■ Short exercise ■
The records below must be duplicated exactly, character for character.

■ Material ■
____

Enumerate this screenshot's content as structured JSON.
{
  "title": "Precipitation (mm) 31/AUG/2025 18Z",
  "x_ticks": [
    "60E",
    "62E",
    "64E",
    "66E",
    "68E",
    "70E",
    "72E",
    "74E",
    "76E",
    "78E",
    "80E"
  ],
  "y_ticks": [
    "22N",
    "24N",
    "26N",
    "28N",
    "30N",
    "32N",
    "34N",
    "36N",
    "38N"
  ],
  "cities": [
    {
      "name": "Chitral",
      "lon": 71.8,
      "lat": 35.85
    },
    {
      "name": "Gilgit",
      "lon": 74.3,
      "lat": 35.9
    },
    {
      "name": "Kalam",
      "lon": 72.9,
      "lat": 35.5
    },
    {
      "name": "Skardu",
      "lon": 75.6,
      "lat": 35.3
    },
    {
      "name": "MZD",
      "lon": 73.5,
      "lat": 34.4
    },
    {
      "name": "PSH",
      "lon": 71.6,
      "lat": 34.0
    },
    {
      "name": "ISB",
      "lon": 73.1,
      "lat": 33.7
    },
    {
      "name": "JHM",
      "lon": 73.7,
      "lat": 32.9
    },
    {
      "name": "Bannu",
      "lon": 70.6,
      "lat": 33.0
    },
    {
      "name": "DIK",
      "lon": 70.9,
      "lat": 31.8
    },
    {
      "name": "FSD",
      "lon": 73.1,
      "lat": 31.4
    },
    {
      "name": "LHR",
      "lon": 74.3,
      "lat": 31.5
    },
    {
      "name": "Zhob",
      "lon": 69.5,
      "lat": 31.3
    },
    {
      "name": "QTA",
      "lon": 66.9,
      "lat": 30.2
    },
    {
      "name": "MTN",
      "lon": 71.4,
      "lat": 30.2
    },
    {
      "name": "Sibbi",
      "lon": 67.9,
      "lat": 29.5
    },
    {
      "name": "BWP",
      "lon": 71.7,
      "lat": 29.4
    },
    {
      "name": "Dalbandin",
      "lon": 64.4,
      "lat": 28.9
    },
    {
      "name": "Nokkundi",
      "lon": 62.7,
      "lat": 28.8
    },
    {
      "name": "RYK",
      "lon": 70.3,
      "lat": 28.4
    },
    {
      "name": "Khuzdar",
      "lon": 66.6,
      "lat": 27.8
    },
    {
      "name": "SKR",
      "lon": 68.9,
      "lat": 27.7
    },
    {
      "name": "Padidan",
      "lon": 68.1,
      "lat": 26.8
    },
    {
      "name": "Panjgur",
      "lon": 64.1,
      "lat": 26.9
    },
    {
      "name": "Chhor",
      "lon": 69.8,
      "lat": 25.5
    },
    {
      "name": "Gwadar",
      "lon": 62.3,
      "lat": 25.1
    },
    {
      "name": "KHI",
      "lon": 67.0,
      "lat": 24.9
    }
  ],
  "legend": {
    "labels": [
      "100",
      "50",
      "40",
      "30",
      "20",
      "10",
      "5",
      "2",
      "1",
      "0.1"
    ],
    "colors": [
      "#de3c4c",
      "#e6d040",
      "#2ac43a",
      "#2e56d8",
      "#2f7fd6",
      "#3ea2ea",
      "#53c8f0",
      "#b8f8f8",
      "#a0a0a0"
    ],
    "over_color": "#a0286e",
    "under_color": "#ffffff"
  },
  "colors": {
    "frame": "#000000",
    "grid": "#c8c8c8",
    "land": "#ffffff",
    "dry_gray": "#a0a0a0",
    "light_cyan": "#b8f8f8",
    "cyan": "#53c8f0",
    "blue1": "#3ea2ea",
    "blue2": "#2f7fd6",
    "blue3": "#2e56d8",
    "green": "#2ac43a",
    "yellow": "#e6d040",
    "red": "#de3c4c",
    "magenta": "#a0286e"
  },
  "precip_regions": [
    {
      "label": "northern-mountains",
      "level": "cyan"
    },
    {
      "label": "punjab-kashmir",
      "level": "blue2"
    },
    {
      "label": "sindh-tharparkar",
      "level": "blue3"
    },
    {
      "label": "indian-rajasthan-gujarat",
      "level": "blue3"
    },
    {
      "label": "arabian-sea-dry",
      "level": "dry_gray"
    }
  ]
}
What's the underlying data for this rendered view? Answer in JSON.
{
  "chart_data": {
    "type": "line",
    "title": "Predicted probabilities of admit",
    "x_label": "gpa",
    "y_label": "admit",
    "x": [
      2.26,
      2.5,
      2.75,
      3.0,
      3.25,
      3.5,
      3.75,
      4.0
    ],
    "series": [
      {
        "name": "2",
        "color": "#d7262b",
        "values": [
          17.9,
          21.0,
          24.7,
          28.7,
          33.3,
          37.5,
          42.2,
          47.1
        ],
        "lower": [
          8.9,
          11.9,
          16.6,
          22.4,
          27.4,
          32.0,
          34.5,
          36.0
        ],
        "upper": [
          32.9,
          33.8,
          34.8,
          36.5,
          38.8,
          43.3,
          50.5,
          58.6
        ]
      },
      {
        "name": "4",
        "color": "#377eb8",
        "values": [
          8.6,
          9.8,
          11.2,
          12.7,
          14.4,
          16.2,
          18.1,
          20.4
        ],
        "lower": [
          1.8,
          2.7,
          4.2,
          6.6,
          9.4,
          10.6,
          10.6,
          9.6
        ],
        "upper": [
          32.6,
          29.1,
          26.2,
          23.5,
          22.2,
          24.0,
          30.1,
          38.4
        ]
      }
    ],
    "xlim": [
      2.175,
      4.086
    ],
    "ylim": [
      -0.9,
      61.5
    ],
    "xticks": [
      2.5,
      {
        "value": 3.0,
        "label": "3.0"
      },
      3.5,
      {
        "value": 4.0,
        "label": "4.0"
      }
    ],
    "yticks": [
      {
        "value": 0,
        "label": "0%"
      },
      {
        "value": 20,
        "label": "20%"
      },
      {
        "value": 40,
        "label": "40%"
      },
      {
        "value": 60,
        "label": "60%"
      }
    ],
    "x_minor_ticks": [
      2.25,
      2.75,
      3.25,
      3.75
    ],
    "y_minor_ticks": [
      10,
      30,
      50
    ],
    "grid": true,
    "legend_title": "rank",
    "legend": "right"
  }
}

____

■ Written answer ■
Enumerate this screenshot's content as structured JSON.
{
  "title": "Precipitation (mm) 31/AUG/2025 18Z",
  "x_ticks": [
    "60E",
    "62E",
    "64E",
    "66E",
    "68E",
    "70E",
    "72E",
    "74E",
    "76E",
    "78E",
    "80E"
  ],
  "y_ticks": [
    "22N",
    "24N",
    "26N",
    "28N",
    "30N",
    "32N",
    "34N",
    "36N",
    "38N"
  ],
  "cities": [
    {
      "name": "Chitral",
      "lon": 71.8,
      "lat": 35.85
    },
    {
      "name": "Gilgit",
      "lon": 74.3,
      "lat": 35.9
    },
    {
      "name": "Kalam",
      "lon": 72.9,
      "lat": 35.5
    },
    {
      "name": "Skardu",
      "lon": 75.6,
      "lat": 35.3
    },
    {
      "name": "MZD",
      "lon": 73.5,
      "lat": 34.4
    },
    {
      "name": "PSH",
      "lon": 71.6,
      "lat": 34.0
    },
    {
      "name": "ISB",
      "lon": 73.1,
      "lat": 33.7
    },
    {
      "name": "JHM",
      "lon": 73.7,
      "lat": 32.9
    },
    {
      "name": "Bannu",
      "lon": 70.6,
      "lat": 33.0
    },
    {
      "name": "DIK",
      "lon": 70.9,
      "lat": 31.8
    },
    {
      "name": "FSD",
      "lon": 73.1,
      "lat": 31.4
    },
    {
      "name": "LHR",
      "lon": 74.3,
      "lat": 31.5
    },
    {
      "name": "Zhob",
      "lon": 69.5,
      "lat": 31.3
    },
    {
      "name": "QTA",
      "lon": 66.9,
      "lat": 30.2
    },
    {
      "name": "MTN",
      "lon": 71.4,
      "lat": 30.2
    },
    {
      "name": "Sibbi",
      "lon": 67.9,
      "lat": 29.5
    },
    {
      "name": "BWP",
      "lon": 71.7,
      "lat": 29.4
    },
    {
      "name": "Dalbandin",
      "lon": 64.4,
      "lat": 28.9
    },
    {
      "name": "Nokkundi",
      "lon": 62.7,
      "lat": 28.8
    },
    {
      "name": "RYK",
      "lon": 70.3,
      "lat": 28.4
    },
    {
      "name": "Khuzdar",
      "lon": 66.6,
      "lat": 27.8
    },
    {
      "name": "SKR",
      "lon": 68.9,
      "lat": 27.7
    },
    {
      "name": "Padidan",
      "lon": 68.1,
      "lat": 26.8
    },
    {
      "name": "Panjgur",
      "lon": 64.1,
      "lat": 26.9
    },
    {
      "name": "Chhor",
      "lon": 69.8,
      "lat": 25.5
    },
    {
      "name": "Gwadar",
      "lon": 62.3,
      "lat": 25.1
    },
    {
      "name": "KHI",
      "lon": 67.0,
      "lat": 24.9
    }
  ],
  "legend": {
    "labels": [
      "100",
      "50",
      "40",
      "30",
      "20",
      "10",
      "5",
      "2",
      "1",
      "0.1"
    ],
    "colors": [
      "#de3c4c",
      "#e6d040",
      "#2ac43a",
      "#2e56d8",
      "#2f7fd6",
      "#3ea2ea",
      "#53c8f0",
      "#b8f8f8",
      "#a0a0a0"
    ],
    "over_color": "#a0286e",
    "under_color": "#ffffff"
  },
  "colors": {
    "frame": "#000000",
    "grid": "#c8c8c8",
    "land": "#ffffff",
    "dry_gray": "#a0a0a0",
    "light_cyan": "#b8f8f8",
    "cyan": "#53c8f0",
    "blue1": "#3ea2ea",
    "blue2": "#2f7fd6",
    "blue3": "#2e56d8",
    "green": "#2ac43a",
    "yellow": "#e6d040",
    "red": "#de3c4c",
    "magenta": "#a0286e"
  },
  "precip_regions": [
    {
      "label": "northern-mountains",
      "level": "cyan"
    },
    {
      "label": "punjab-kashmir",
      "level": "blue2"
    },
    {
      "label": "sindh-tharparkar",
      "level": "blue3"
    },
    {
      "label": "indian-rajasthan-gujarat",
      "level": "blue3"
    },
    {
      "label": "arabian-sea-dry",
      "level": "dry_gray"
    }
  ]
}
What's the underlying data for this rendered view? Answer in JSON.
{
  "chart_data": {
    "type": "line",
    "title": "Predicted probabilities of admit",
    "x_label": "gpa",
    "y_label": "admit",
    "x": [
      2.26,
      2.5,
      2.75,
      3.0,
      3.25,
      3.5,
      3.75,
      4.0
    ],
    "series": [
      {
        "name": "2",
        "color": "#d7262b",
        "values": [
          17.9,
          21.0,
          24.7,
          28.7,
          33.3,
          37.5,
          42.2,
          47.1
        ],
        "lower": [
          8.9,
          11.9,
          16.6,
          22.4,
          27.4,
          32.0,
          34.5,
          36.0
        ],
        "upper": [
          32.9,
          33.8,
          34.8,
          36.5,
          38.8,
          43.3,
          50.5,
          58.6
        ]
      },
      {
        "name": "4",
        "color": "#377eb8",
        "values": [
          8.6,
          9.8,
          11.2,
          12.7,
          14.4,
          16.2,
          18.1,
          20.4
        ],
        "lower": [
          1.8,
          2.7,
          4.2,
          6.6,
          9.4,
          10.6,
          10.6,
          9.6
        ],
        "upper": [
          32.6,
          29.1,
          26.2,
          23.5,
          22.2,
          24.0,
          30.1,
          38.4
        ]
      }
    ],
    "xlim": [
      2.175,
      4.086
    ],
    "ylim": [
      -0.9,
      61.5
    ],
    "xticks": [
      2.5,
      {
        "value": 3.0,
        "label": "3.0"
      },
      3.5,
      {
        "value": 4.0,
        "label": "4.0"
      }
    ],
    "yticks": [
      {
        "value": 0,
        "label": "0%"
      },
      {
        "value": 20,
        "label": "20%"
      },
      {
        "value": 40,
        "label": "40%"
      },
      {
        "value": 60,
        "label": "60%"
      }
    ],
    "x_minor_ticks": [
      2.25,
      2.75,
      3.25,
      3.75
    ],
    "y_minor_ticks": [
      10,
      30,
      50
    ],
    "grid": true,
    "legend_title": "rank",
    "legend": "right"
  }
}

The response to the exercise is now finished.